### GIVEN TASK
In the material below, find all lines with the string "Land" and copy them.

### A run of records

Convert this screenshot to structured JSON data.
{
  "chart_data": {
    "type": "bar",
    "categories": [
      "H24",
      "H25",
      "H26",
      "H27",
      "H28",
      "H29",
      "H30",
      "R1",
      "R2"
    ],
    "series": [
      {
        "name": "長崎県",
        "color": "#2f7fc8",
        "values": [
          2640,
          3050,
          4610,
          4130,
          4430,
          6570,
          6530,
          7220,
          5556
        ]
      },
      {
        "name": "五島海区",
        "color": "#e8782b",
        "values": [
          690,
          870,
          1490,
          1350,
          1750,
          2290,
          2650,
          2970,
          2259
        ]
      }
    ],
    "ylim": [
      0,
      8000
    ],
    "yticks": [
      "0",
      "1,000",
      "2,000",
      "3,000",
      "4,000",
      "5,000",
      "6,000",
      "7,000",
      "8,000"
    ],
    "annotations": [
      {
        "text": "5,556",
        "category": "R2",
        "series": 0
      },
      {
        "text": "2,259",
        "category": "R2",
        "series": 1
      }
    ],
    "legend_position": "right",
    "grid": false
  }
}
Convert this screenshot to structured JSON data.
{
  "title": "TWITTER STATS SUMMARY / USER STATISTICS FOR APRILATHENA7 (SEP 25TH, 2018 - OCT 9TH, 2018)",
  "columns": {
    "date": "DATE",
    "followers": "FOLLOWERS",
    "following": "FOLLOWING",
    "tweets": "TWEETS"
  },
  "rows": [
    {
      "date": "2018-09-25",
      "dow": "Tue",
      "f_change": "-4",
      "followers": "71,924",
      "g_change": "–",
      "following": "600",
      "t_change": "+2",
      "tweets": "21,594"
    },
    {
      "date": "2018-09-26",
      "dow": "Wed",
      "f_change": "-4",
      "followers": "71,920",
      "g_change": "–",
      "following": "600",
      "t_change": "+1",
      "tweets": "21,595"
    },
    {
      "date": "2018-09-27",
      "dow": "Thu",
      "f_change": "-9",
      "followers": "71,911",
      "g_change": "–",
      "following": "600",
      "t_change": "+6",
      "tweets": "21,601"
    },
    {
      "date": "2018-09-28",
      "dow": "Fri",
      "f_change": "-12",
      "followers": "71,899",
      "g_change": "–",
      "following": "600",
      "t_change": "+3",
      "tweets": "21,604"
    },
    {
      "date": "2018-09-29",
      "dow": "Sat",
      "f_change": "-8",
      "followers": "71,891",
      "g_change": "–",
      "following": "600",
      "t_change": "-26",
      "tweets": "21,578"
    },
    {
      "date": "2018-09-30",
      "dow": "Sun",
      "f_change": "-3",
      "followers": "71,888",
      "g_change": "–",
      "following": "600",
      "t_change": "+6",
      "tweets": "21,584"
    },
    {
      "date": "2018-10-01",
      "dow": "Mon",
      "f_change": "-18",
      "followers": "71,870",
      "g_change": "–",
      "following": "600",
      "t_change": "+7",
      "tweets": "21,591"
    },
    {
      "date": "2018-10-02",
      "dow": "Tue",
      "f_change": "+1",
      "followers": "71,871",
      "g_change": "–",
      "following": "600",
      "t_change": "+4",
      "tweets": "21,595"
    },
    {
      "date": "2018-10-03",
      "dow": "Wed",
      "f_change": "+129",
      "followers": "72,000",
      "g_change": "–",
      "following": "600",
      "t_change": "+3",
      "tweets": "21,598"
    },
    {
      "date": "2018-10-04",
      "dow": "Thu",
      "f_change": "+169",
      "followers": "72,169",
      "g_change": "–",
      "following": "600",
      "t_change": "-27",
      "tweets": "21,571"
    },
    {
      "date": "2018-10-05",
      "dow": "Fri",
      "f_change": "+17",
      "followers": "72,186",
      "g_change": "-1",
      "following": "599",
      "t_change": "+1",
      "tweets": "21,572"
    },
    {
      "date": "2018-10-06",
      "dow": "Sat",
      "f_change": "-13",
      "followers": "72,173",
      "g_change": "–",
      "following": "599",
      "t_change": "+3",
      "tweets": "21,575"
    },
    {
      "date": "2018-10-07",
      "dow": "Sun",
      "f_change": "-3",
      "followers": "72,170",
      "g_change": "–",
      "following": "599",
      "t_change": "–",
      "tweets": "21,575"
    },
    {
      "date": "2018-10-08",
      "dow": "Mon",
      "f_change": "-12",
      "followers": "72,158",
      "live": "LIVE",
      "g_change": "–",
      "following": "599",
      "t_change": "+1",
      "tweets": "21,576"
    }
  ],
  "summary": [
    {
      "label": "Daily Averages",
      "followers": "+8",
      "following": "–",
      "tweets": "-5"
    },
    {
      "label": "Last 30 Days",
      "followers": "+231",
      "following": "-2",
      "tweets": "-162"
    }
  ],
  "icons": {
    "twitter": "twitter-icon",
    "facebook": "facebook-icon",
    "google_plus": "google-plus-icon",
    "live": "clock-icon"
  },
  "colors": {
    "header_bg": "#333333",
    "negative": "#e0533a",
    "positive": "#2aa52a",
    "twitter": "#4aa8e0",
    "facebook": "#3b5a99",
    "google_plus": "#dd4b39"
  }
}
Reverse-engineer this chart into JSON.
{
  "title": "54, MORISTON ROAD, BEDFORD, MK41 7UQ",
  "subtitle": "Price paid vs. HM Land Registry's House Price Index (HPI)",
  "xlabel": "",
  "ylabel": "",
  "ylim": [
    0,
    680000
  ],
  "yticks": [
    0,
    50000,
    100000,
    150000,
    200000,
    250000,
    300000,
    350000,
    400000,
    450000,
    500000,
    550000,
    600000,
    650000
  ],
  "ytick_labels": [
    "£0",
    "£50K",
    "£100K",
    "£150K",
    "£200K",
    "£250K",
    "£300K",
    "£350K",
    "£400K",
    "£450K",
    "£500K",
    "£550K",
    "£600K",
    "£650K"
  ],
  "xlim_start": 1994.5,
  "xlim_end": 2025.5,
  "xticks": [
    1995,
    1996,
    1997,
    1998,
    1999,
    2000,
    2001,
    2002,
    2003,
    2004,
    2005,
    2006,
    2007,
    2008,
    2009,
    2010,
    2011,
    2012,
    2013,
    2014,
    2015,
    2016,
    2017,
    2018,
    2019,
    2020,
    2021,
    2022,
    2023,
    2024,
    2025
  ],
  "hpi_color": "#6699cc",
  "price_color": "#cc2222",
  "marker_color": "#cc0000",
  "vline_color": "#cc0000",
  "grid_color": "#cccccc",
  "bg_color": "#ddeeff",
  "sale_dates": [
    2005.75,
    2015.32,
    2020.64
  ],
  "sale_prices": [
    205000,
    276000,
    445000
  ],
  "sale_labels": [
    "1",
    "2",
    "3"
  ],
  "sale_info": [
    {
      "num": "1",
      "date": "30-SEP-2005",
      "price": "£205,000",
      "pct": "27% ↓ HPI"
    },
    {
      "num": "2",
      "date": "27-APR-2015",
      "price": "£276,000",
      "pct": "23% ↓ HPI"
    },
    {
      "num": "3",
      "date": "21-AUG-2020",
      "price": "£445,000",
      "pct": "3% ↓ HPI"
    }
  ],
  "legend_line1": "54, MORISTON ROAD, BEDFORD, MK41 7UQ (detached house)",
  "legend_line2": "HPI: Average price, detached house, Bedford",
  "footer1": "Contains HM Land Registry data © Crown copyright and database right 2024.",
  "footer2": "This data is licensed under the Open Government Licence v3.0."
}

### RESULT OF THIS EXERCISE
  "subtitle": "Price paid vs. HM Land Registry's House Price Index (HPI)",
  "footer1": "Contains HM Land Registry data © Crown copyright and database right 2024.",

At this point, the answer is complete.